Extrait du document:
American Psycho est un livre à lire deux fois. Ou au moins à lire, puis à comprendre, tant il est facile de passer à côté de l'essentiel sans s'en rendre compte. Sauter au 6ème paragraphe pour comprendre.

Patrick Bateman est un clone, comme il en existe des milliers parmi les traders à Manhattan. Avec ses amis il est interchangeable. Il partage avec ses amis une hygiène de vie irréprochable, une vie qui appartient plus aux magazines (GQ, Men's Health) qu'à la réalité. Costumes de marque parfaits, goûts irréprochables, sens du bon goût poussé à l'extrême, chaine hifi stéréo de haute technologie, mobilier de luxe, décoration virile, moderne, raffinement. Clubs de sport, limousines, job de rêve dans un grande banque, restaurants étoilés et branchés, soirées dans des clubs select, filles parfaites. Et haine de l'humanité.

Dans American Psycho, Bret Easton Ellis nous embarque, de gré ou de force, dans une croisière avec Patrick Bateman. Ca commence par un voyage en taxi où on déteste ces SDF qui envahissent New York. Puis on suit Patrick Bateman dans ces guerres du quotidien pour le titre du trader le plus élégant de Manhattan, Prendre soin de soi, mener une guerre de tous les instants avec ses collègues, manger des pizzas dans des restaurants inaccessibles au commun des mortels, suer dans les clubs de gym, draguer des filles inaccessibles dans des clubs tout aussi inaccessibles.

Sauf que Patrick Bateman déraille sérieusement. S'il invite des prostituées, c'est pour mieux les violer avant de les torturer sauvagement. Quand il invite sa petite amie, c'est pour lui faire manger un gâteau dans lequel il a pris soin de placer un pavé de désodorisant qu'il a préalablement récupéré dans les toilettes d'un restaurant. Et il n'hésite pas à torturer et tuer un rival génant pour d'en débarasser.

Bret Easton Ellis fait preuve du même souci du détail quand il s'agit de décrire pendant 20 pages le rituel du matin (prendre une douche et utiliser une vingtaine de produits cosmétiques), la cuisine de Patrick Bateman, ses costumes impeccables ou une scène de torture interminable.

Les consignes:
(1) Réécrivez le passage de l'extrait en commençant par « American Psycho est » et en allant jusqu'à « haine de l'humanité. », avec « sosie » à la place de « clone ».
(2) D'après l'extrait, sur combien de pages Bret Easton Ellis décrit-il le rituel du matin ?

Informations affichées:
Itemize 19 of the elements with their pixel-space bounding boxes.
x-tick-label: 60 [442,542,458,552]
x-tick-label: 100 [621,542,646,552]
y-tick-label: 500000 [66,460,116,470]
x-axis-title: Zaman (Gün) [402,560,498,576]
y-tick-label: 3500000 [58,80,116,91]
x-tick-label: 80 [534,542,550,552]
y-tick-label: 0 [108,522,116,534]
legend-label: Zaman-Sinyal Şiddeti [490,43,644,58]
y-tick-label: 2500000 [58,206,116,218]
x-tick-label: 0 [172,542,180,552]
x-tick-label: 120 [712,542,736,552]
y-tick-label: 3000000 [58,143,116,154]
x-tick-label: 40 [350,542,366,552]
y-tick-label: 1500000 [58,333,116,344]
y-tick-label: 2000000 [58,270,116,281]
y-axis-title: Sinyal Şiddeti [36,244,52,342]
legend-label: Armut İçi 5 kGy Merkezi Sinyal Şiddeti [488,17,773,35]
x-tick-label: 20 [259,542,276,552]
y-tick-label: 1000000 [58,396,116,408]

Réponses ci-dessous:
(1)
American Psycho est un livre à lire deux fois. Ou au moins à lire, puis à comprendre, tant il est facile de passer à côté de l'essentiel sans s'en rendre compte. Sauter au 6ème paragraphe pour comprendre.

Patrick Bateman est un sosie, comme il en existe des milliers parmi les traders à Manhattan. Avec ses amis il est interchangeable. Il partage avec ses amis une hygiène de vie irréprochable, une vie qui appartient plus aux magazines (GQ, Men's Health) qu'à la réalité. Costumes de marque parfaits, goûts irréprochables, sens du bon goût poussé à l'extrême, chaine hifi stéréo de haute technologie, mobilier de luxe, décoration virile, moderne, raffinement. Clubs de sport, limousines, job de rêve dans un grande banque, restaurants étoilés et branchés, soirées dans des clubs select, filles parfaites. Et haine de l'humanité.

(2) Sur 20 pages.